• Given records

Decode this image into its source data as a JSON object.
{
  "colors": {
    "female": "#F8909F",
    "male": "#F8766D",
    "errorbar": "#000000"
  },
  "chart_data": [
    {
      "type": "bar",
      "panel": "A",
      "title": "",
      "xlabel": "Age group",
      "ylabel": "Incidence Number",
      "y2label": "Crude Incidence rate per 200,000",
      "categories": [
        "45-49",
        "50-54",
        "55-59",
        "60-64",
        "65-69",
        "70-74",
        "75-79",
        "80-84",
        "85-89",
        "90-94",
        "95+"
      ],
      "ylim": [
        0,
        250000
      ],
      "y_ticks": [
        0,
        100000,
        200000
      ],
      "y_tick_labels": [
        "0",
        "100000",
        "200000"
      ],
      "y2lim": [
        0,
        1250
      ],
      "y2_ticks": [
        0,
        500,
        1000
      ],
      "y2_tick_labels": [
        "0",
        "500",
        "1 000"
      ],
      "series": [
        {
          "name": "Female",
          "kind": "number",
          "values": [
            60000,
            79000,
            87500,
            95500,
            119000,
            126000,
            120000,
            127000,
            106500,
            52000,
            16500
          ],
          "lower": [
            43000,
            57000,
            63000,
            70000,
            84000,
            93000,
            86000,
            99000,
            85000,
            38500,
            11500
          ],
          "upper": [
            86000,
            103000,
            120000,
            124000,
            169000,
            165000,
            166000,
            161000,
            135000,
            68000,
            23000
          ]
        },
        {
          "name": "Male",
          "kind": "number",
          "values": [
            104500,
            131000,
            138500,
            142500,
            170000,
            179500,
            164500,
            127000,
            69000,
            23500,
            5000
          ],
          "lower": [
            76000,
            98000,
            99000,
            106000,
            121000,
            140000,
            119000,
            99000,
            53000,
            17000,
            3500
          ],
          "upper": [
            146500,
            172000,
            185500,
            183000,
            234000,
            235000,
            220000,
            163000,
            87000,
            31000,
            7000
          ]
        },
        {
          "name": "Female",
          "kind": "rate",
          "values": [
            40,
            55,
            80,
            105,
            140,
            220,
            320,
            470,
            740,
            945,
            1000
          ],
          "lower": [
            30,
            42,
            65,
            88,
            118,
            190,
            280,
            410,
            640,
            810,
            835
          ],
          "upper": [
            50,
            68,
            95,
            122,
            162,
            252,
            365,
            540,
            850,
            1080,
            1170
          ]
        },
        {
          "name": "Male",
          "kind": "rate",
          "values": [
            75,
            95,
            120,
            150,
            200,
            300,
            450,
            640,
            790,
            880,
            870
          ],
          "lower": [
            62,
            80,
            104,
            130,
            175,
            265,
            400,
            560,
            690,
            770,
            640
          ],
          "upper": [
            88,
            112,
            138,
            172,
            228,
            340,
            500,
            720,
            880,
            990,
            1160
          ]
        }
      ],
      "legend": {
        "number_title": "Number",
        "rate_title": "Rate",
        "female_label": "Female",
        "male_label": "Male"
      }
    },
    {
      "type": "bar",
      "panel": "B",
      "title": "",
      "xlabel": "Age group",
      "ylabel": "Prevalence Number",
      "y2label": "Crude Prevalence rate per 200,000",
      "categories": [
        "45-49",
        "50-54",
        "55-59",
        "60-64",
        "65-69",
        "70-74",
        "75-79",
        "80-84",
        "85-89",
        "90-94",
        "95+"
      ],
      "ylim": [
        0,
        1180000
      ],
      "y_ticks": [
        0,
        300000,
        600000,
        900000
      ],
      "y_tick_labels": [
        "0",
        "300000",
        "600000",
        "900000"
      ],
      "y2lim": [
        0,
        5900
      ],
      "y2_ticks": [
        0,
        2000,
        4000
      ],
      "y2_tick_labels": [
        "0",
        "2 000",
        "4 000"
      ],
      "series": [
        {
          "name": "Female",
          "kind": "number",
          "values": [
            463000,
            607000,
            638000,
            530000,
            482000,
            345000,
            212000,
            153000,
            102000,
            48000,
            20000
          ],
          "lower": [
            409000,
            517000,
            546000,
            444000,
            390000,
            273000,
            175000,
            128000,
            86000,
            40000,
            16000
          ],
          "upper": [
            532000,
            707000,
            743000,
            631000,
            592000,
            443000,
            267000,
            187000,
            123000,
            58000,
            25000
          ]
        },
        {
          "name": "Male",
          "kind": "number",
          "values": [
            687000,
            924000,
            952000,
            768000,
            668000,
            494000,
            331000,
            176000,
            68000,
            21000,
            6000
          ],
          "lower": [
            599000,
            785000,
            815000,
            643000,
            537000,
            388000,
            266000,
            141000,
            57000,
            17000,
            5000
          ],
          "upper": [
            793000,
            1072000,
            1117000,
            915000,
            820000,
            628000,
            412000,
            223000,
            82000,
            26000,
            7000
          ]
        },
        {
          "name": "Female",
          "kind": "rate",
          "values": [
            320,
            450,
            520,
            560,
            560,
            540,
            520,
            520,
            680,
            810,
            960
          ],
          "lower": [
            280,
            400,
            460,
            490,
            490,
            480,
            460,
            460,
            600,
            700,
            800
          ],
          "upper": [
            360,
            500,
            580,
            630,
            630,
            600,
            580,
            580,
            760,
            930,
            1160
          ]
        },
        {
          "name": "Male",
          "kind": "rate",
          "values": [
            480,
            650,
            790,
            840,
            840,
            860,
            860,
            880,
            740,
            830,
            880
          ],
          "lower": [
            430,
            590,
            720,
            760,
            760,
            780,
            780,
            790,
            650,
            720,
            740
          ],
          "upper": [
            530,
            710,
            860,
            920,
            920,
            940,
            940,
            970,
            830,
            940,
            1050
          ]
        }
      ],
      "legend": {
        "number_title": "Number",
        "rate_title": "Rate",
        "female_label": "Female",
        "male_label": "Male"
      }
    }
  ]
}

• What you should do
Which lines hold the word "Incidence"? Return all of them from the records above.

• Exercise output
      "ylabel": "Incidence Number",
      "y2label": "Crude Incidence rate per 200,000",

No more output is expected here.